--- BEGIN RECORDED INFORMATION ---
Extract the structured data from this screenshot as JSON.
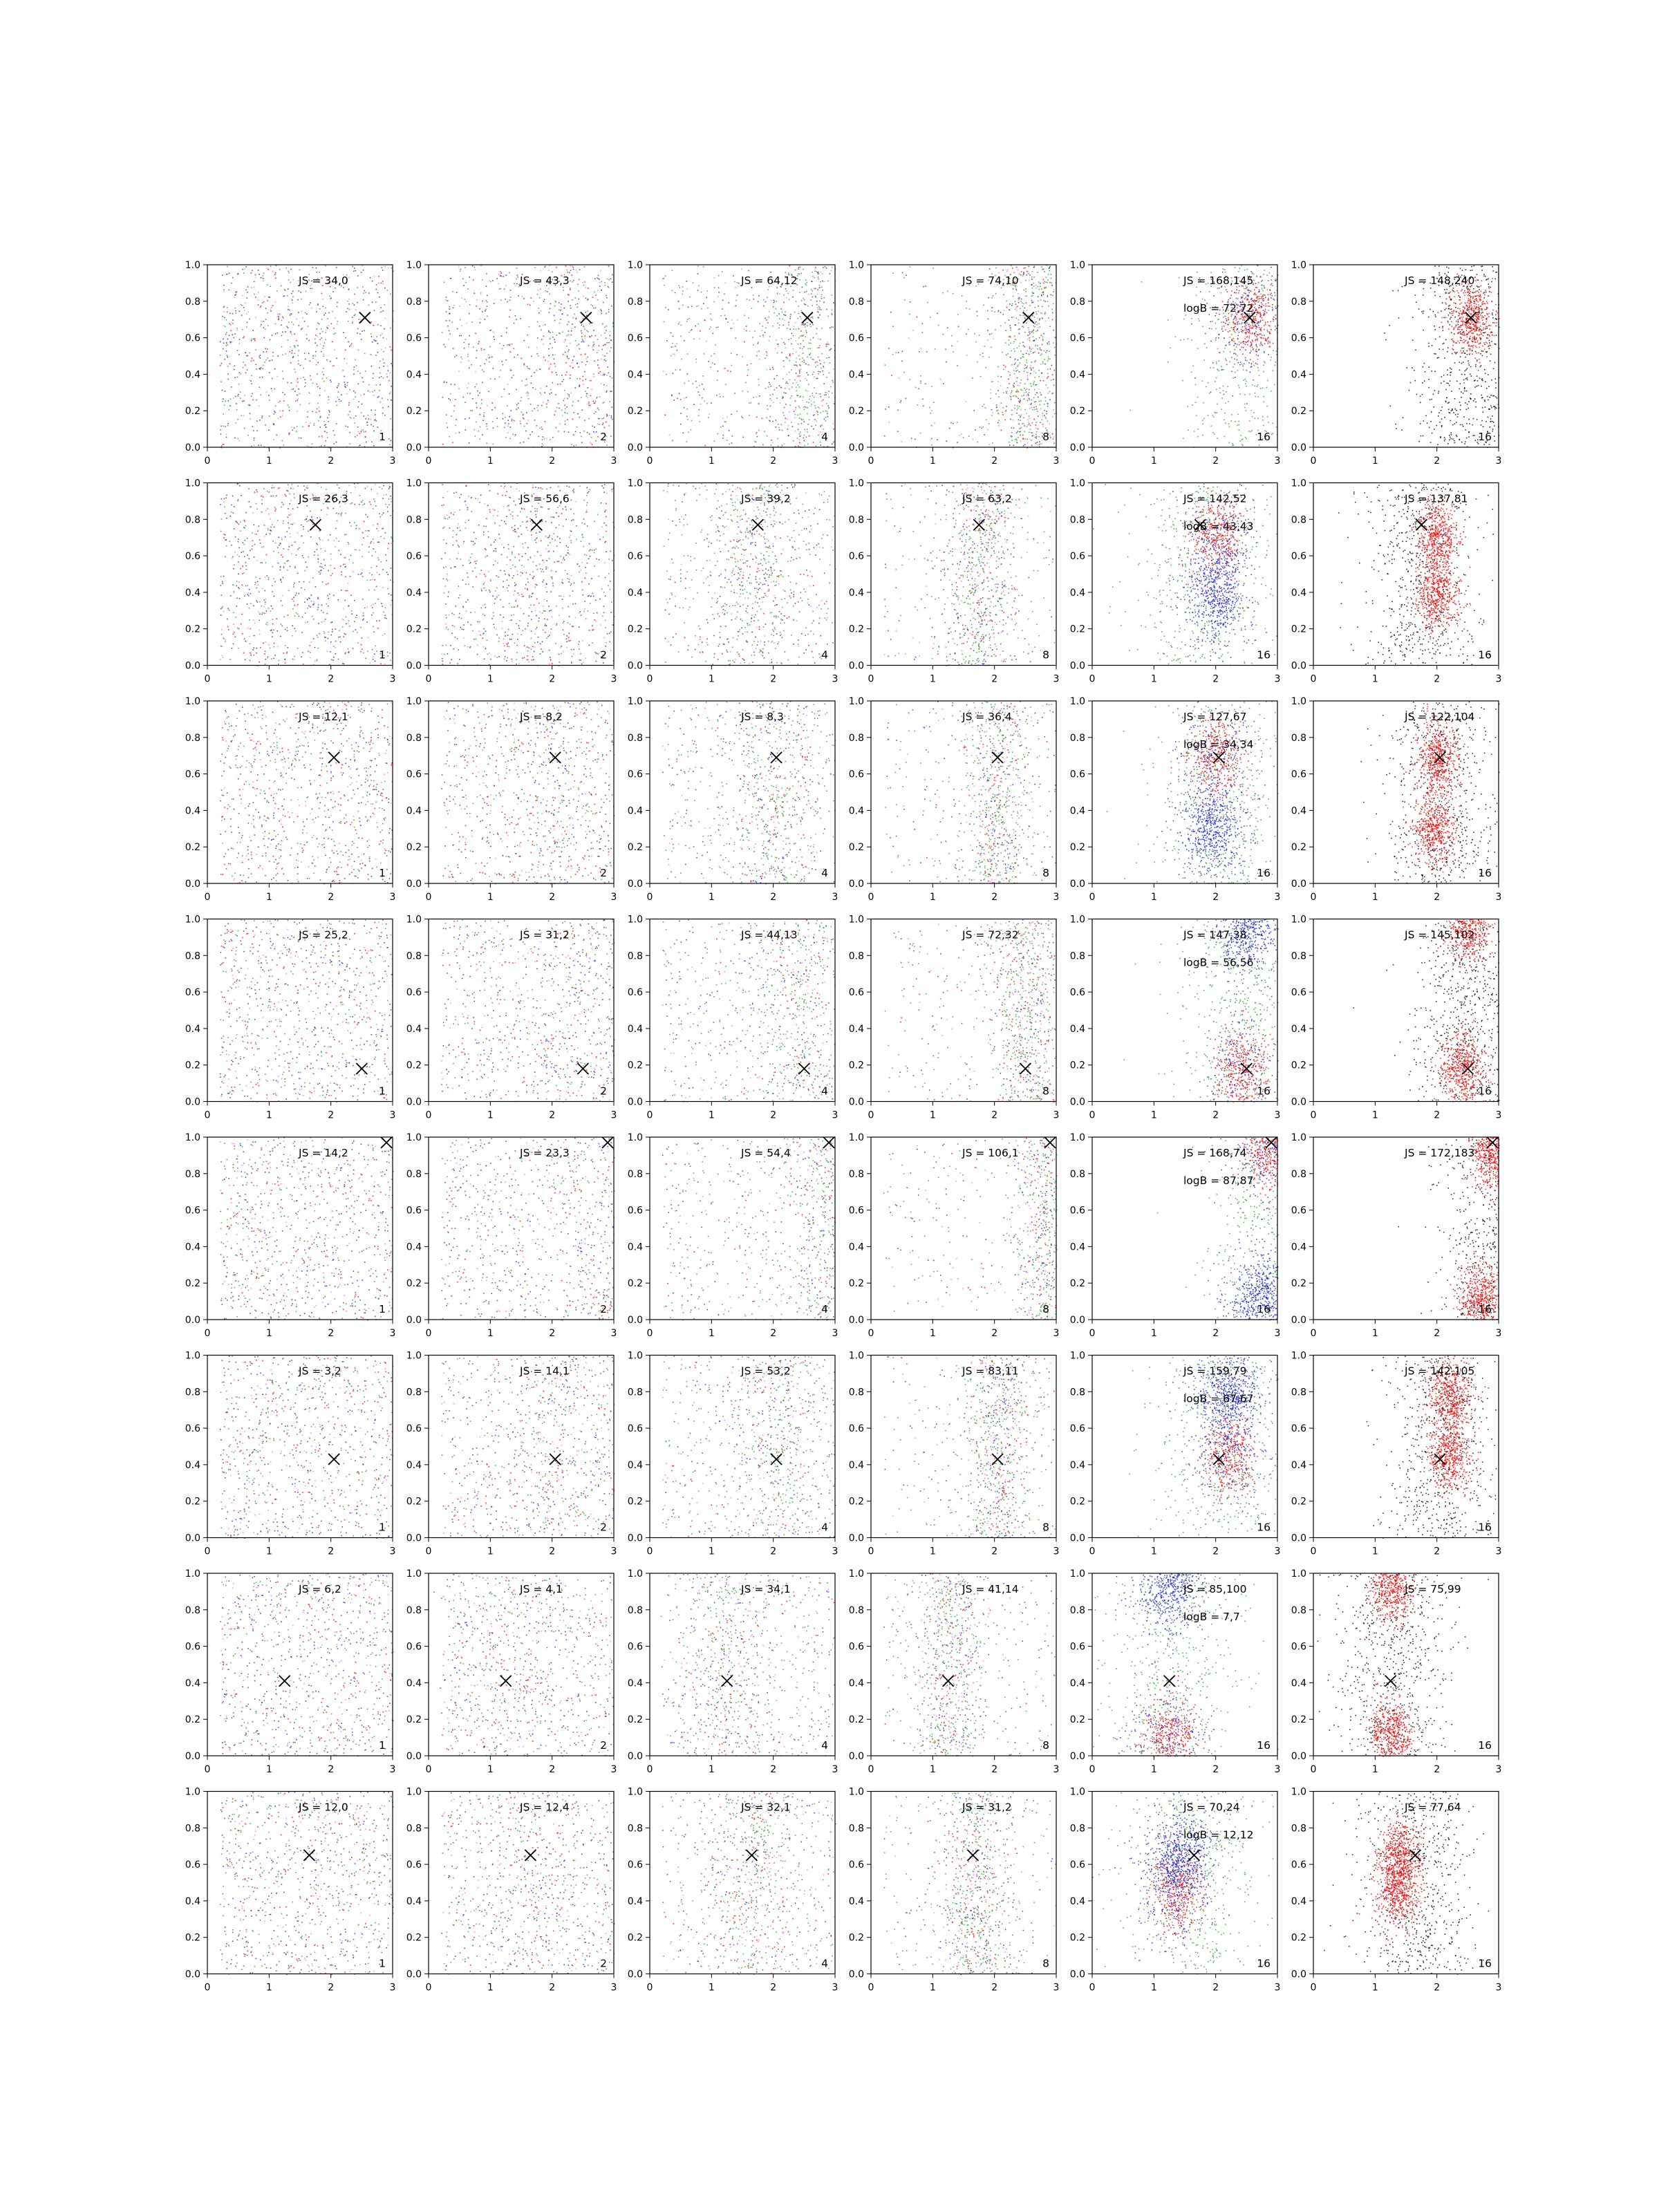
{
  "figure": {
    "rows": 8,
    "cols": 6,
    "xlim": [
      0,
      3
    ],
    "ylim": [
      0,
      1
    ],
    "xticks": [
      "0",
      "1",
      "2",
      "3"
    ],
    "yticks": [
      "0.0",
      "0.2",
      "0.4",
      "0.6",
      "0.8",
      "1.0"
    ],
    "colors": {
      "green": "#2ca02c",
      "blue": "#1f1fd6",
      "red": "#ff0000",
      "black": "#000000",
      "pink": "#ff66ff"
    },
    "column_tags": [
      "1",
      "2",
      "4",
      "8",
      "16",
      "16"
    ]
  },
  "chart_data": {
    "type": "scatter",
    "description_free": true,
    "rows": [
      {
        "marker": [
          2.55,
          0.71
        ],
        "labels": [
          "JS = 34,0",
          "JS = 43,3",
          "JS = 64,12",
          "JS = 74,10",
          "JS = 168,145",
          "JS = 148,240"
        ],
        "logB": "logB = 72,72",
        "clusters": [
          [
            2.55,
            0.71
          ]
        ]
      },
      {
        "marker": [
          1.75,
          0.77
        ],
        "labels": [
          "JS = 26,3",
          "JS = 56,6",
          "JS = 39,2",
          "JS = 63,2",
          "JS = 142,52",
          "JS = 137,81"
        ],
        "logB": "logB = 43,43",
        "clusters": [
          [
            2.0,
            0.7
          ],
          [
            2.0,
            0.38
          ]
        ]
      },
      {
        "marker": [
          2.05,
          0.69
        ],
        "labels": [
          "JS = 12,1",
          "JS = 8,2",
          "JS = 8,3",
          "JS = 36,4",
          "JS = 127,67",
          "JS = 122,104"
        ],
        "logB": "logB = 34,34",
        "clusters": [
          [
            2.0,
            0.7
          ],
          [
            1.95,
            0.3
          ]
        ]
      },
      {
        "marker": [
          2.5,
          0.18
        ],
        "labels": [
          "JS = 25,2",
          "JS = 31,2",
          "JS = 44,13",
          "JS = 72,32",
          "JS = 147,38",
          "JS = 145,102"
        ],
        "logB": "logB = 56,56",
        "clusters": [
          [
            2.4,
            0.18
          ],
          [
            2.5,
            0.95
          ]
        ]
      },
      {
        "marker": [
          2.9,
          0.97
        ],
        "labels": [
          "JS = 14,2",
          "JS = 23,3",
          "JS = 54,4",
          "JS = 106,1",
          "JS = 168,74",
          "JS = 172,183"
        ],
        "logB": "logB = 87,87",
        "clusters": [
          [
            2.85,
            0.92
          ],
          [
            2.7,
            0.12
          ]
        ]
      },
      {
        "marker": [
          2.05,
          0.43
        ],
        "labels": [
          "JS = 3,2",
          "JS = 14,1",
          "JS = 53,2",
          "JS = 83,11",
          "JS = 159,79",
          "JS = 142,105"
        ],
        "logB": "logB = 67,67",
        "clusters": [
          [
            2.2,
            0.45
          ],
          [
            2.2,
            0.78
          ]
        ]
      },
      {
        "marker": [
          1.25,
          0.41
        ],
        "labels": [
          "JS = 6,2",
          "JS = 4,1",
          "JS = 34,1",
          "JS = 41,14",
          "JS = 85,100",
          "JS = 75,99"
        ],
        "logB": "logB = 7,7",
        "clusters": [
          [
            1.25,
            0.12
          ],
          [
            1.25,
            0.93
          ]
        ]
      },
      {
        "marker": [
          1.65,
          0.65
        ],
        "labels": [
          "JS = 12,0",
          "JS = 12,4",
          "JS = 32,1",
          "JS = 31,2",
          "JS = 70,24",
          "JS = 77,64"
        ],
        "logB": "logB = 12,12",
        "clusters": [
          [
            1.35,
            0.45
          ],
          [
            1.4,
            0.65
          ]
        ]
      }
    ]
  }
}
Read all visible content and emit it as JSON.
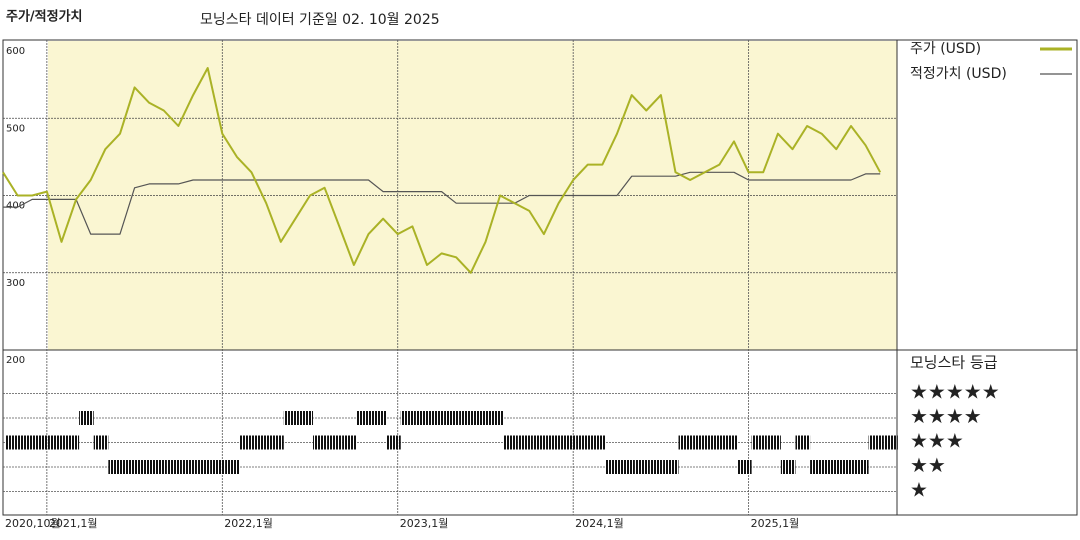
{
  "chart_data": {
    "type": "line",
    "title": "주가/적정가치",
    "subtitle": "모닝스타 데이터 기준일 02. 10월 2025",
    "x": [
      "2020-10",
      "2020-11",
      "2020-12",
      "2021-01",
      "2021-02",
      "2021-03",
      "2021-04",
      "2021-05",
      "2021-06",
      "2021-07",
      "2021-08",
      "2021-09",
      "2021-10",
      "2021-11",
      "2021-12",
      "2022-01",
      "2022-02",
      "2022-03",
      "2022-04",
      "2022-05",
      "2022-06",
      "2022-07",
      "2022-08",
      "2022-09",
      "2022-10",
      "2022-11",
      "2022-12",
      "2023-01",
      "2023-02",
      "2023-03",
      "2023-04",
      "2023-05",
      "2023-06",
      "2023-07",
      "2023-08",
      "2023-09",
      "2023-10",
      "2023-11",
      "2023-12",
      "2024-01",
      "2024-02",
      "2024-03",
      "2024-04",
      "2024-05",
      "2024-06",
      "2024-07",
      "2024-08",
      "2024-09",
      "2024-10",
      "2024-11",
      "2024-12",
      "2025-01",
      "2025-02",
      "2025-03",
      "2025-04",
      "2025-05",
      "2025-06",
      "2025-07",
      "2025-08",
      "2025-09",
      "2025-10"
    ],
    "xticks": [
      {
        "value": "2020-10",
        "label": "2020,10월"
      },
      {
        "value": "2021-01",
        "label": "2021,1월"
      },
      {
        "value": "2022-01",
        "label": "2022,1월"
      },
      {
        "value": "2023-01",
        "label": "2023,1월"
      },
      {
        "value": "2024-01",
        "label": "2024,1월"
      },
      {
        "value": "2025-01",
        "label": "2025,1월"
      }
    ],
    "ylim": [
      200,
      600
    ],
    "yticks": [
      200,
      300,
      400,
      500,
      600
    ],
    "grid": true,
    "series": [
      {
        "name": "주가 (USD)",
        "color": "#aab226",
        "values": [
          430,
          400,
          400,
          405,
          340,
          395,
          420,
          460,
          480,
          540,
          520,
          510,
          490,
          530,
          565,
          480,
          450,
          430,
          390,
          340,
          370,
          400,
          410,
          360,
          310,
          350,
          370,
          350,
          360,
          310,
          325,
          320,
          300,
          340,
          400,
          390,
          380,
          350,
          390,
          420,
          440,
          440,
          480,
          530,
          510,
          530,
          430,
          420,
          430,
          440,
          470,
          430,
          430,
          480,
          460,
          490,
          480,
          460,
          490,
          465,
          430
        ]
      },
      {
        "name": "적정가치 (USD)",
        "color": "#555555",
        "values": [
          385,
          385,
          395,
          395,
          395,
          395,
          350,
          350,
          350,
          410,
          415,
          415,
          415,
          420,
          420,
          420,
          420,
          420,
          420,
          420,
          420,
          420,
          420,
          420,
          420,
          420,
          405,
          405,
          405,
          405,
          405,
          390,
          390,
          390,
          390,
          390,
          400,
          400,
          400,
          400,
          400,
          400,
          400,
          425,
          425,
          425,
          425,
          430,
          430,
          430,
          430,
          420,
          420,
          420,
          420,
          420,
          420,
          420,
          420,
          428,
          428
        ]
      }
    ],
    "rating": {
      "title": "모닝스타 등급",
      "levels": [
        "★",
        "★★",
        "★★★",
        "★★★★",
        "★★★★★"
      ],
      "values": [
        3,
        3,
        3,
        3,
        3,
        4,
        3,
        2,
        2,
        2,
        2,
        2,
        2,
        2,
        2,
        2,
        3,
        3,
        3,
        4,
        4,
        3,
        3,
        3,
        4,
        4,
        3,
        4,
        4,
        4,
        4,
        4,
        4,
        4,
        3,
        3,
        3,
        3,
        3,
        3,
        3,
        2,
        2,
        2,
        2,
        2,
        3,
        3,
        3,
        3,
        2,
        3,
        3,
        2,
        3,
        2,
        2,
        2,
        2,
        3,
        3
      ]
    }
  }
}
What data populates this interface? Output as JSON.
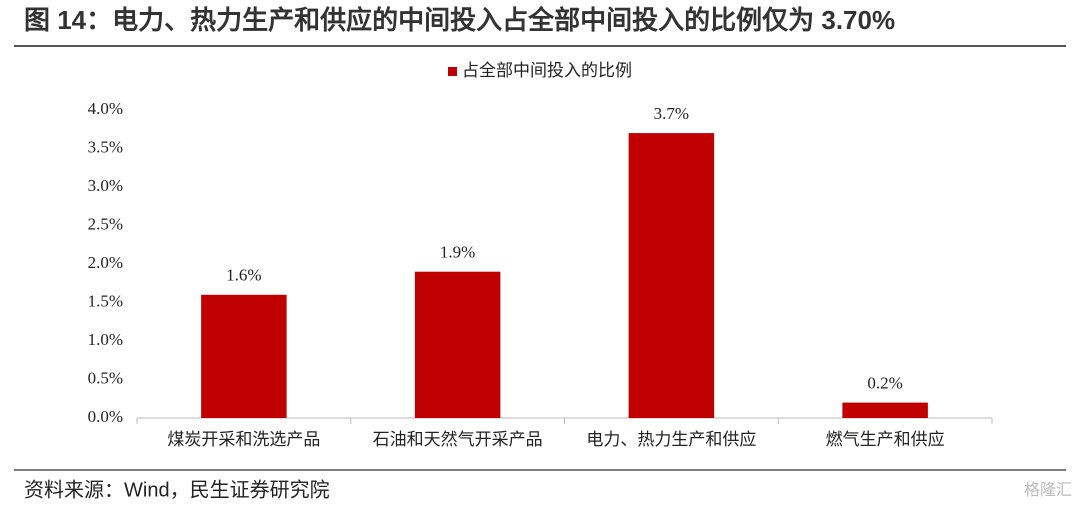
{
  "header": {
    "title": "图 14：电力、热力生产和供应的中间投入占全部中间投入的比例仅为 3.70%"
  },
  "chart_data": {
    "type": "bar",
    "categories": [
      "煤炭开采和洗选产品",
      "石油和天然气开采产品",
      "电力、热力生产和供应",
      "燃气生产和供应"
    ],
    "series": [
      {
        "name": "占全部中间投入的比例",
        "color": "#c00000",
        "values": [
          1.6,
          1.9,
          3.7,
          0.2
        ],
        "value_labels": [
          "1.6%",
          "1.9%",
          "3.7%",
          "0.2%"
        ]
      }
    ],
    "ylim": [
      0,
      4
    ],
    "yticks": [
      {
        "value": 0,
        "label": "0.0%"
      },
      {
        "value": 0.5,
        "label": "0.5%"
      },
      {
        "value": 1,
        "label": "1.0%"
      },
      {
        "value": 1.5,
        "label": "1.5%"
      },
      {
        "value": 2,
        "label": "2.0%"
      },
      {
        "value": 2.5,
        "label": "2.5%"
      },
      {
        "value": 3,
        "label": "3.0%"
      },
      {
        "value": 3.5,
        "label": "3.5%"
      },
      {
        "value": 4,
        "label": "4.0%"
      }
    ],
    "legend": "top"
  },
  "footer": {
    "source": "资料来源：Wind，民生证券研究院",
    "watermark": "格隆汇"
  }
}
--- END RECORDED INFORMATION ---
Show all lines in the entries above where the word "모닝스타" appears.

RESPONSE TO THE EXERCISE -
    "subtitle": "모닝스타 데이터 기준일 02. 10월 2025",
      "title": "모닝스타 등급",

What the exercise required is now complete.